# Work instructions
Transcribe the full listing exactly, and drop every picture.
start
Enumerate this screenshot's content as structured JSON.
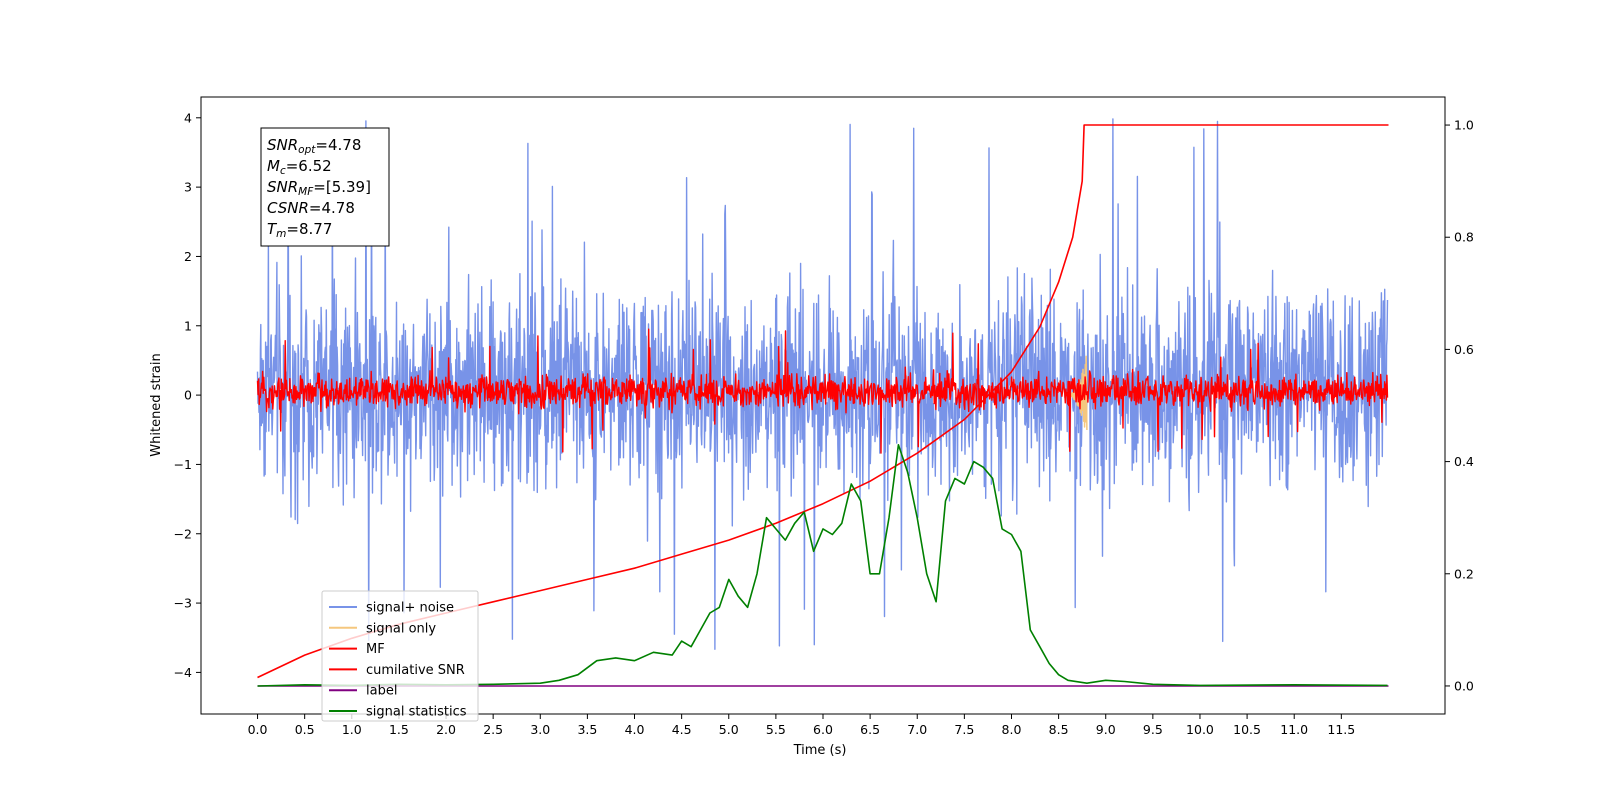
{
  "chart_data": {
    "type": "line",
    "title": "",
    "xlabel": "Time (s)",
    "ylabel": "Whitened strain",
    "xlim": [
      -0.6,
      12.6
    ],
    "ylim": [
      -4.6,
      4.3
    ],
    "y2lim": [
      -0.05,
      1.05
    ],
    "grid": false,
    "legend_position": "lower-left",
    "x_ticks": [
      "0.0",
      "0.5",
      "1.0",
      "1.5",
      "2.0",
      "2.5",
      "3.0",
      "3.5",
      "4.0",
      "4.5",
      "5.0",
      "5.5",
      "6.0",
      "6.5",
      "7.0",
      "7.5",
      "8.0",
      "8.5",
      "9.0",
      "9.5",
      "10.0",
      "10.5",
      "11.0",
      "11.5"
    ],
    "y_ticks": [
      "4",
      "3",
      "2",
      "1",
      "0",
      "−1",
      "−2",
      "−3",
      "−4"
    ],
    "y2_ticks": [
      "1.0",
      "0.8",
      "0.6",
      "0.4",
      "0.2",
      "0.0"
    ],
    "annotation": {
      "lines": [
        {
          "base": "SNR",
          "sub": "opt",
          "value": "=4.78"
        },
        {
          "base": "M",
          "sub": "c",
          "value": "=6.52"
        },
        {
          "base": "SNR",
          "sub": "MF",
          "value": "=[5.39]"
        },
        {
          "base": "CSNR",
          "sub": "",
          "value": "=4.78"
        },
        {
          "base": "T",
          "sub": "m",
          "value": "=8.77"
        }
      ]
    },
    "series": [
      {
        "name": "signal+ noise",
        "color": "#7893e8",
        "axis": "left",
        "kind": "noise",
        "x_range": [
          0,
          11.99
        ],
        "band": [
          -2.0,
          2.2
        ],
        "peak_abs": 3.9
      },
      {
        "name": "signal only",
        "color": "#f5c77e",
        "axis": "left",
        "kind": "chirp",
        "x_range": [
          8.6,
          8.8
        ],
        "peak_abs": 0.6
      },
      {
        "name": "MF",
        "color": "#ff0000",
        "axis": "left",
        "kind": "noise",
        "x_range": [
          0,
          11.99
        ],
        "band": [
          -0.3,
          0.4
        ],
        "peak_abs": 0.9
      },
      {
        "name": "cumilative SNR",
        "color": "#ff0000",
        "axis": "right",
        "x": [
          0.0,
          0.5,
          1.0,
          1.5,
          2.0,
          2.5,
          3.0,
          3.5,
          4.0,
          4.5,
          5.0,
          5.5,
          6.0,
          6.5,
          7.0,
          7.5,
          8.0,
          8.3,
          8.5,
          8.65,
          8.75,
          8.77,
          9.0,
          10.0,
          11.0,
          12.0
        ],
        "y": [
          0.015,
          0.055,
          0.085,
          0.11,
          0.13,
          0.15,
          0.17,
          0.19,
          0.21,
          0.235,
          0.26,
          0.29,
          0.325,
          0.365,
          0.415,
          0.475,
          0.56,
          0.64,
          0.72,
          0.8,
          0.9,
          1.0,
          1.0,
          1.0,
          1.0,
          1.0
        ]
      },
      {
        "name": "label",
        "color": "#800080",
        "axis": "right",
        "x": [
          0.0,
          12.0
        ],
        "y": [
          0.0,
          0.0
        ]
      },
      {
        "name": "signal statistics",
        "color": "#008000",
        "axis": "right",
        "x": [
          0.0,
          0.5,
          1.0,
          1.5,
          2.0,
          2.5,
          3.0,
          3.2,
          3.4,
          3.6,
          3.8,
          4.0,
          4.2,
          4.4,
          4.5,
          4.6,
          4.8,
          4.9,
          5.0,
          5.1,
          5.2,
          5.3,
          5.4,
          5.5,
          5.6,
          5.7,
          5.8,
          5.9,
          6.0,
          6.1,
          6.2,
          6.3,
          6.4,
          6.5,
          6.6,
          6.7,
          6.8,
          6.9,
          7.0,
          7.1,
          7.2,
          7.3,
          7.4,
          7.5,
          7.6,
          7.7,
          7.8,
          7.9,
          8.0,
          8.1,
          8.2,
          8.3,
          8.4,
          8.5,
          8.6,
          8.8,
          9.0,
          9.2,
          9.5,
          10.0,
          11.0,
          11.99
        ],
        "y": [
          0.0,
          0.002,
          0.001,
          0.003,
          0.002,
          0.003,
          0.005,
          0.01,
          0.02,
          0.045,
          0.05,
          0.045,
          0.06,
          0.055,
          0.08,
          0.07,
          0.13,
          0.14,
          0.19,
          0.16,
          0.14,
          0.2,
          0.3,
          0.28,
          0.26,
          0.29,
          0.31,
          0.24,
          0.28,
          0.27,
          0.29,
          0.36,
          0.33,
          0.2,
          0.2,
          0.3,
          0.43,
          0.38,
          0.3,
          0.2,
          0.15,
          0.33,
          0.37,
          0.36,
          0.4,
          0.39,
          0.37,
          0.28,
          0.27,
          0.24,
          0.1,
          0.07,
          0.04,
          0.02,
          0.01,
          0.005,
          0.01,
          0.008,
          0.003,
          0.001,
          0.002,
          0.001
        ]
      }
    ]
  }
}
end
# Exercise result
Enumerate this screenshot's content as structured JSON.
{
  "chart_data": {
    "type": "line",
    "title": "",
    "xlabel": "Time (s)",
    "ylabel": "Whitened strain",
    "xlim": [
      -0.6,
      12.6
    ],
    "ylim": [
      -4.6,
      4.3
    ],
    "y2lim": [
      -0.05,
      1.05
    ],
    "grid": false,
    "legend_position": "lower-left",
    "x_ticks": [
      "0.0",
      "0.5",
      "1.0",
      "1.5",
      "2.0",
      "2.5",
      "3.0",
      "3.5",
      "4.0",
      "4.5",
      "5.0",
      "5.5",
      "6.0",
      "6.5",
      "7.0",
      "7.5",
      "8.0",
      "8.5",
      "9.0",
      "9.5",
      "10.0",
      "10.5",
      "11.0",
      "11.5"
    ],
    "y_ticks": [
      "4",
      "3",
      "2",
      "1",
      "0",
      "−1",
      "−2",
      "−3",
      "−4"
    ],
    "y2_ticks": [
      "1.0",
      "0.8",
      "0.6",
      "0.4",
      "0.2",
      "0.0"
    ],
    "annotation": {
      "lines": [
        {
          "base": "SNR",
          "sub": "opt",
          "value": "=4.78"
        },
        {
          "base": "M",
          "sub": "c",
          "value": "=6.52"
        },
        {
          "base": "SNR",
          "sub": "MF",
          "value": "=[5.39]"
        },
        {
          "base": "CSNR",
          "sub": "",
          "value": "=4.78"
        },
        {
          "base": "T",
          "sub": "m",
          "value": "=8.77"
        }
      ]
    },
    "series": [
      {
        "name": "signal+ noise",
        "color": "#7893e8",
        "axis": "left",
        "kind": "noise",
        "x_range": [
          0,
          11.99
        ],
        "band": [
          -2.0,
          2.2
        ],
        "peak_abs": 3.9
      },
      {
        "name": "signal only",
        "color": "#f5c77e",
        "axis": "left",
        "kind": "chirp",
        "x_range": [
          8.6,
          8.8
        ],
        "peak_abs": 0.6
      },
      {
        "name": "MF",
        "color": "#ff0000",
        "axis": "left",
        "kind": "noise",
        "x_range": [
          0,
          11.99
        ],
        "band": [
          -0.3,
          0.4
        ],
        "peak_abs": 0.9
      },
      {
        "name": "cumilative SNR",
        "color": "#ff0000",
        "axis": "right",
        "x": [
          0.0,
          0.5,
          1.0,
          1.5,
          2.0,
          2.5,
          3.0,
          3.5,
          4.0,
          4.5,
          5.0,
          5.5,
          6.0,
          6.5,
          7.0,
          7.5,
          8.0,
          8.3,
          8.5,
          8.65,
          8.75,
          8.77,
          9.0,
          10.0,
          11.0,
          12.0
        ],
        "y": [
          0.015,
          0.055,
          0.085,
          0.11,
          0.13,
          0.15,
          0.17,
          0.19,
          0.21,
          0.235,
          0.26,
          0.29,
          0.325,
          0.365,
          0.415,
          0.475,
          0.56,
          0.64,
          0.72,
          0.8,
          0.9,
          1.0,
          1.0,
          1.0,
          1.0,
          1.0
        ]
      },
      {
        "name": "label",
        "color": "#800080",
        "axis": "right",
        "x": [
          0.0,
          12.0
        ],
        "y": [
          0.0,
          0.0
        ]
      },
      {
        "name": "signal statistics",
        "color": "#008000",
        "axis": "right",
        "x": [
          0.0,
          0.5,
          1.0,
          1.5,
          2.0,
          2.5,
          3.0,
          3.2,
          3.4,
          3.6,
          3.8,
          4.0,
          4.2,
          4.4,
          4.5,
          4.6,
          4.8,
          4.9,
          5.0,
          5.1,
          5.2,
          5.3,
          5.4,
          5.5,
          5.6,
          5.7,
          5.8,
          5.9,
          6.0,
          6.1,
          6.2,
          6.3,
          6.4,
          6.5,
          6.6,
          6.7,
          6.8,
          6.9,
          7.0,
          7.1,
          7.2,
          7.3,
          7.4,
          7.5,
          7.6,
          7.7,
          7.8,
          7.9,
          8.0,
          8.1,
          8.2,
          8.3,
          8.4,
          8.5,
          8.6,
          8.8,
          9.0,
          9.2,
          9.5,
          10.0,
          11.0,
          11.99
        ],
        "y": [
          0.0,
          0.002,
          0.001,
          0.003,
          0.002,
          0.003,
          0.005,
          0.01,
          0.02,
          0.045,
          0.05,
          0.045,
          0.06,
          0.055,
          0.08,
          0.07,
          0.13,
          0.14,
          0.19,
          0.16,
          0.14,
          0.2,
          0.3,
          0.28,
          0.26,
          0.29,
          0.31,
          0.24,
          0.28,
          0.27,
          0.29,
          0.36,
          0.33,
          0.2,
          0.2,
          0.3,
          0.43,
          0.38,
          0.3,
          0.2,
          0.15,
          0.33,
          0.37,
          0.36,
          0.4,
          0.39,
          0.37,
          0.28,
          0.27,
          0.24,
          0.1,
          0.07,
          0.04,
          0.02,
          0.01,
          0.005,
          0.01,
          0.008,
          0.003,
          0.001,
          0.002,
          0.001
        ]
      }
    ]
  }
}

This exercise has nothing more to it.